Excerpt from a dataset
----------------------------------------
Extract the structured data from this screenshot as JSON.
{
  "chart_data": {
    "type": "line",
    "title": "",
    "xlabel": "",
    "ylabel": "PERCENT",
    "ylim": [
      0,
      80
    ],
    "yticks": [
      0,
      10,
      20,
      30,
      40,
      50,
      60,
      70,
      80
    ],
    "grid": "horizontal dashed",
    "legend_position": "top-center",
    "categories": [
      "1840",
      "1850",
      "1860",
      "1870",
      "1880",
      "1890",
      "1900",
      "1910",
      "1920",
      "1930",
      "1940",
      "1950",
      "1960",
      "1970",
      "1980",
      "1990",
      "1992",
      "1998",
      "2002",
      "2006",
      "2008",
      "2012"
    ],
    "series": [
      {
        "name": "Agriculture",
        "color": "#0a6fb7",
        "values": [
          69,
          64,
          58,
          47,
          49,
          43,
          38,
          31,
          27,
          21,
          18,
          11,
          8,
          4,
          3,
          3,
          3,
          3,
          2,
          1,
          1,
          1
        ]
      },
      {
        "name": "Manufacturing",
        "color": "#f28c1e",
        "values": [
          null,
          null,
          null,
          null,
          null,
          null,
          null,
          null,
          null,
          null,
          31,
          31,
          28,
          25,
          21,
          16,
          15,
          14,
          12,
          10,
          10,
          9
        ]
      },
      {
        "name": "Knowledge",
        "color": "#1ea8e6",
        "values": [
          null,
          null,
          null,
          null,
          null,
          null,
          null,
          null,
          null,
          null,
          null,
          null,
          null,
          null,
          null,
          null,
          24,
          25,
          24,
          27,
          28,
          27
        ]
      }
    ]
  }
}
----------------------------------------
#### [What is required]
From the entries above, copy every line that holds the word "name".

#### [Solved exercise]
        "name": "Agriculture",
        "name": "Manufacturing",
        "name": "Knowledge",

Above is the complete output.